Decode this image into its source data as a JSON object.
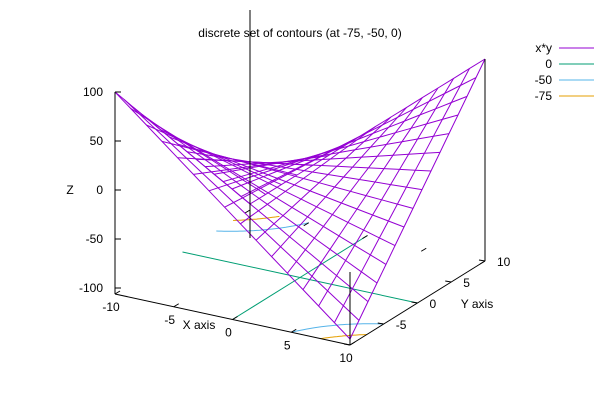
{
  "chart_data": {
    "type": "surface3d",
    "title": "discrete set of contours (at -75, -50, 0)",
    "function": "x*y",
    "xlabel": "X axis",
    "ylabel": "Y axis",
    "zlabel": "Z",
    "xrange": [
      -10,
      10
    ],
    "yrange": [
      -10,
      10
    ],
    "zrange": [
      -100,
      100
    ],
    "x_ticks": [
      "-10",
      "-5",
      "0",
      "5",
      "10"
    ],
    "y_ticks": [
      "-5",
      "0",
      "5",
      "10"
    ],
    "z_ticks": [
      "100",
      "50",
      "0",
      "-50",
      "-100"
    ],
    "grid_samples": [
      -10,
      -8.67,
      -7.33,
      -6,
      -4.67,
      -3.33,
      -2,
      -0.67,
      0.67,
      2,
      3.33,
      4.67,
      6,
      7.33,
      8.67,
      10
    ],
    "contour_levels": [
      0,
      -50,
      -75
    ],
    "legend_placement": "top-right",
    "legend": [
      {
        "label": "x*y",
        "color": "#9400d3"
      },
      {
        "label": "0",
        "color": "#009e73"
      },
      {
        "label": "-50",
        "color": "#56b4e9"
      },
      {
        "label": "-75",
        "color": "#e69f00"
      }
    ]
  }
}
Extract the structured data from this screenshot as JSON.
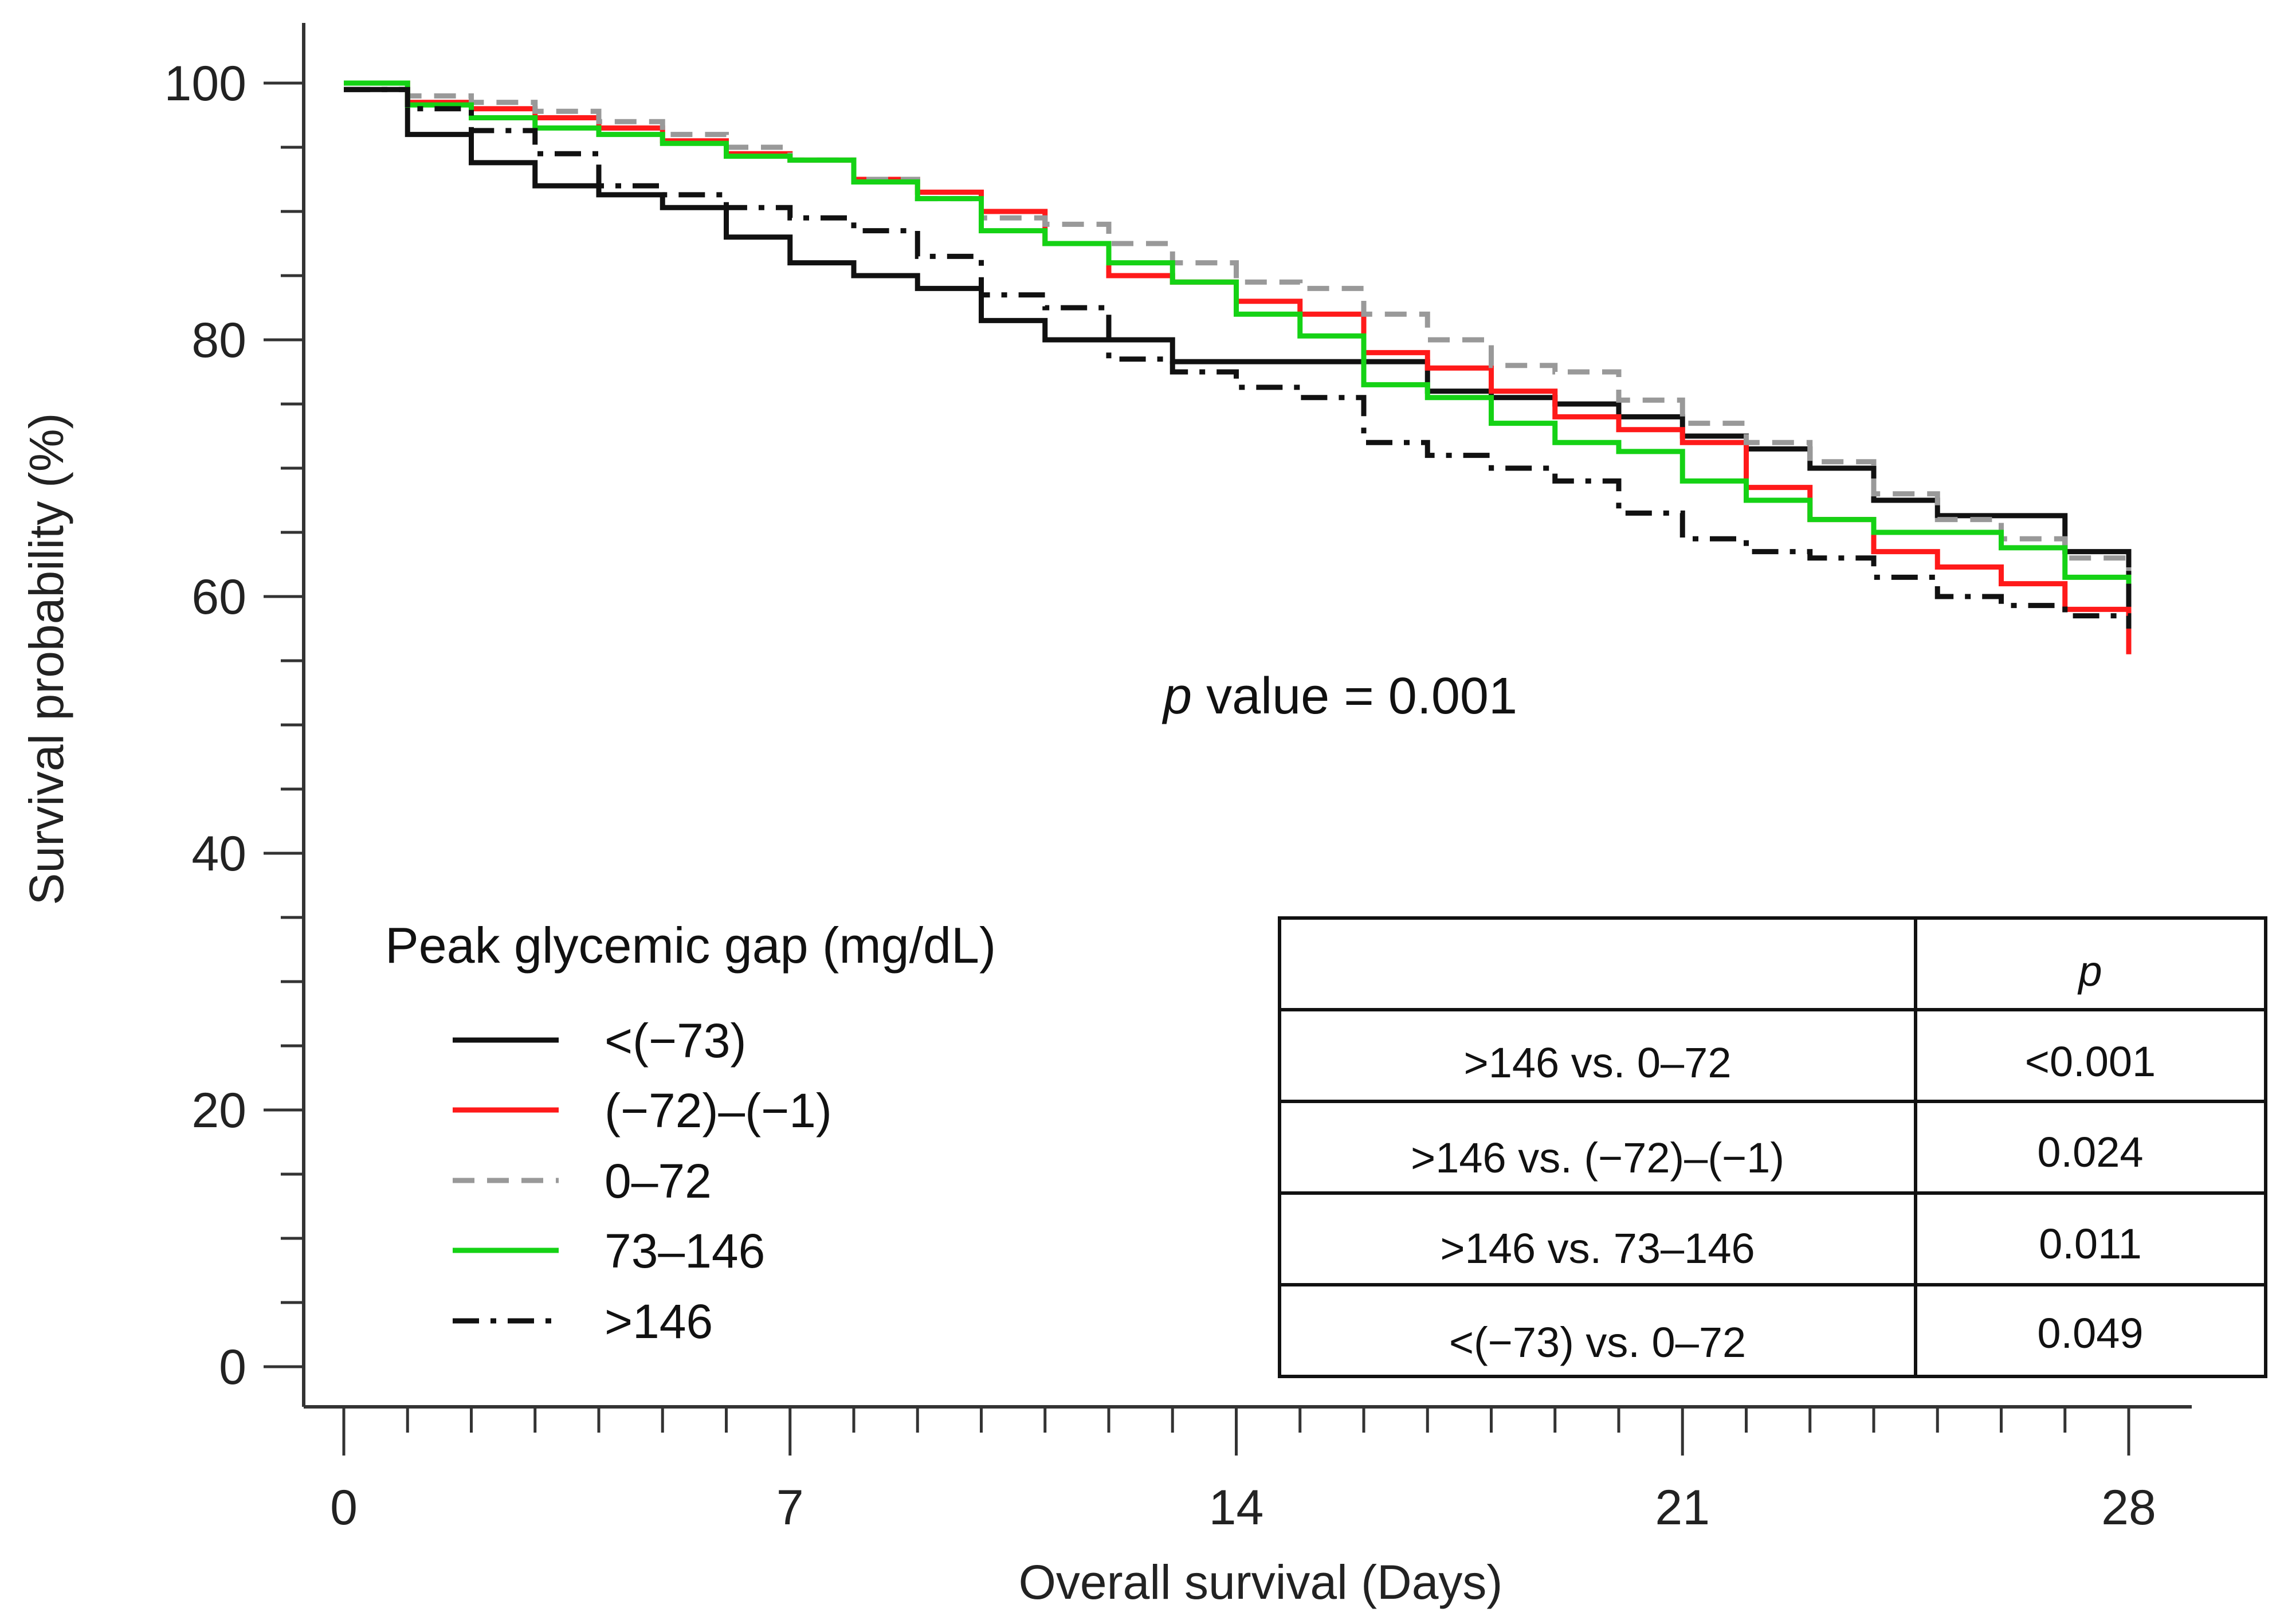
{
  "chart_data": {
    "type": "line",
    "subtype": "kaplan-meier",
    "xlabel": "Overall survival (Days)",
    "ylabel": "Survival probability (%)",
    "xlim": [
      0,
      28
    ],
    "ylim": [
      0,
      100
    ],
    "xticks": [
      0,
      7,
      14,
      21,
      28
    ],
    "yticks": [
      0,
      20,
      40,
      60,
      80,
      100
    ],
    "legend_title": "Peak glycemic gap (mg/dL)",
    "legend_position": "bottom-left",
    "annotation": {
      "prefix": "p",
      "text": " value = 0.001"
    },
    "series": [
      {
        "name": "<(−73)",
        "color": "#111111",
        "style": "solid",
        "x": [
          0,
          1,
          2,
          3,
          4,
          5,
          6,
          7,
          8,
          9,
          10,
          11,
          12,
          13,
          14,
          16,
          17,
          18,
          19,
          20,
          21,
          22,
          23,
          24,
          25,
          27,
          28
        ],
        "y": [
          99.5,
          96,
          93.8,
          92,
          91.3,
          90.3,
          88,
          86,
          85,
          84,
          81.5,
          80,
          80,
          78.3,
          78.3,
          78.3,
          76,
          75.5,
          75,
          74,
          72.5,
          71.5,
          70,
          67.5,
          66.3,
          63.5,
          57
        ]
      },
      {
        "name": "(−72)–(−1)",
        "color": "#ff1a1a",
        "style": "solid",
        "x": [
          0,
          1,
          2,
          3,
          4,
          5,
          6,
          7,
          8,
          9,
          10,
          11,
          12,
          13,
          14,
          15,
          16,
          17,
          18,
          19,
          20,
          21,
          22,
          23,
          24,
          25,
          26,
          27,
          28
        ],
        "y": [
          100,
          98.5,
          98,
          97.3,
          96.5,
          95.5,
          94.5,
          94,
          92.5,
          91.5,
          90,
          87.5,
          85,
          84.5,
          83,
          82,
          79,
          77.8,
          76,
          74,
          73,
          72,
          68.5,
          66,
          63.5,
          62.3,
          61,
          59,
          55.5
        ]
      },
      {
        "name": "0–72",
        "color": "#999999",
        "style": "dashed",
        "x": [
          0,
          1,
          2,
          3,
          4,
          5,
          6,
          7,
          8,
          9,
          10,
          11,
          12,
          13,
          14,
          15,
          16,
          17,
          18,
          19,
          20,
          21,
          22,
          23,
          24,
          25,
          26,
          27,
          28
        ],
        "y": [
          100,
          99,
          98.5,
          97.8,
          97,
          96,
          95,
          94,
          92.5,
          91,
          89.5,
          89,
          87.5,
          86,
          84.5,
          84,
          82,
          80,
          78,
          77.5,
          75.3,
          73.5,
          72,
          70.5,
          68,
          66,
          64.5,
          63,
          62
        ]
      },
      {
        "name": "73–146",
        "color": "#15d215",
        "style": "solid",
        "x": [
          0,
          1,
          2,
          3,
          4,
          5,
          6,
          7,
          8,
          9,
          10,
          11,
          12,
          13,
          14,
          15,
          16,
          17,
          18,
          19,
          20,
          21,
          22,
          23,
          24,
          25,
          26,
          27,
          28
        ],
        "y": [
          100,
          98.3,
          97.3,
          96.5,
          96,
          95.3,
          94.3,
          94,
          92.3,
          91,
          88.5,
          87.5,
          86,
          84.5,
          82,
          80.3,
          76.5,
          75.5,
          73.5,
          72,
          71.3,
          69,
          67.5,
          66,
          65,
          65,
          63.8,
          61.5,
          61
        ]
      },
      {
        "name": ">146",
        "color": "#111111",
        "style": "dashdot",
        "x": [
          0,
          1,
          2,
          3,
          4,
          5,
          6,
          7,
          8,
          9,
          10,
          11,
          12,
          13,
          14,
          15,
          16,
          17,
          18,
          19,
          20,
          21,
          22,
          23,
          24,
          25,
          26,
          27,
          28
        ],
        "y": [
          99.5,
          98,
          96.3,
          94.5,
          92,
          91.3,
          90.3,
          89.5,
          88.5,
          86.5,
          83.5,
          82.5,
          78.5,
          77.5,
          76.3,
          75.5,
          72,
          71,
          70,
          69,
          66.5,
          64.5,
          63.5,
          63,
          61.5,
          60,
          59.3,
          58.5,
          57.5
        ]
      }
    ],
    "table": {
      "header": [
        "",
        "p"
      ],
      "rows": [
        [
          ">146 vs. 0–72",
          "<0.001"
        ],
        [
          ">146 vs. (−72)–(−1)",
          "0.024"
        ],
        [
          ">146 vs. 73–146",
          "0.011"
        ],
        [
          "<(−73) vs. 0–72",
          "0.049"
        ]
      ]
    }
  }
}
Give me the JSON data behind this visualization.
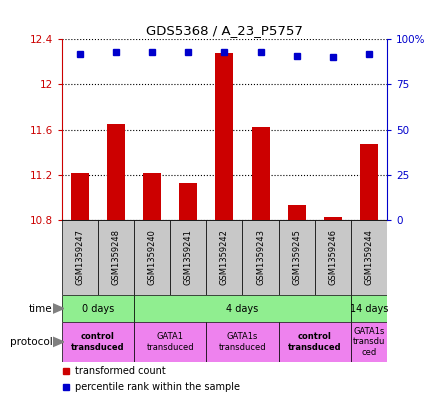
{
  "title": "GDS5368 / A_23_P5757",
  "samples": [
    "GSM1359247",
    "GSM1359248",
    "GSM1359240",
    "GSM1359241",
    "GSM1359242",
    "GSM1359243",
    "GSM1359245",
    "GSM1359246",
    "GSM1359244"
  ],
  "red_values": [
    11.22,
    11.65,
    11.22,
    11.13,
    12.28,
    11.62,
    10.93,
    10.83,
    11.47
  ],
  "blue_values": [
    92,
    93,
    93,
    93,
    93,
    93,
    91,
    90,
    92
  ],
  "ylim_left": [
    10.8,
    12.4
  ],
  "ylim_right": [
    0,
    100
  ],
  "yticks_left": [
    10.8,
    11.2,
    11.6,
    12.0,
    12.4
  ],
  "yticks_right": [
    0,
    25,
    50,
    75,
    100
  ],
  "ytick_labels_left": [
    "10.8",
    "11.2",
    "11.6",
    "12",
    "12.4"
  ],
  "ytick_labels_right": [
    "0",
    "25",
    "50",
    "75",
    "100%"
  ],
  "bar_color": "#cc0000",
  "dot_color": "#0000cc",
  "bar_width": 0.5,
  "background_color": "#ffffff",
  "left_axis_color": "#cc0000",
  "right_axis_color": "#0000cc",
  "sample_box_color": "#c8c8c8",
  "time_color": "#90ee90",
  "proto_color": "#ee82ee",
  "time_groups": [
    {
      "label": "0 days",
      "start": 0,
      "end": 2
    },
    {
      "label": "4 days",
      "start": 2,
      "end": 8
    },
    {
      "label": "14 days",
      "start": 8,
      "end": 9
    }
  ],
  "protocol_groups": [
    {
      "label": "control\ntransduced",
      "start": 0,
      "end": 2,
      "bold": true
    },
    {
      "label": "GATA1\ntransduced",
      "start": 2,
      "end": 4,
      "bold": false
    },
    {
      "label": "GATA1s\ntransduced",
      "start": 4,
      "end": 6,
      "bold": false
    },
    {
      "label": "control\ntransduced",
      "start": 6,
      "end": 8,
      "bold": true
    },
    {
      "label": "GATA1s\ntransdu\nced",
      "start": 8,
      "end": 9,
      "bold": false
    }
  ]
}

__What you should do__. Take every line above carrying "ntransduced" and return it.

__Answer in full__.
      "label": "control\ntransduced",
      "label": "GATA1\ntransduced",
      "label": "GATA1s\ntransduced",
      "label": "control\ntransduced",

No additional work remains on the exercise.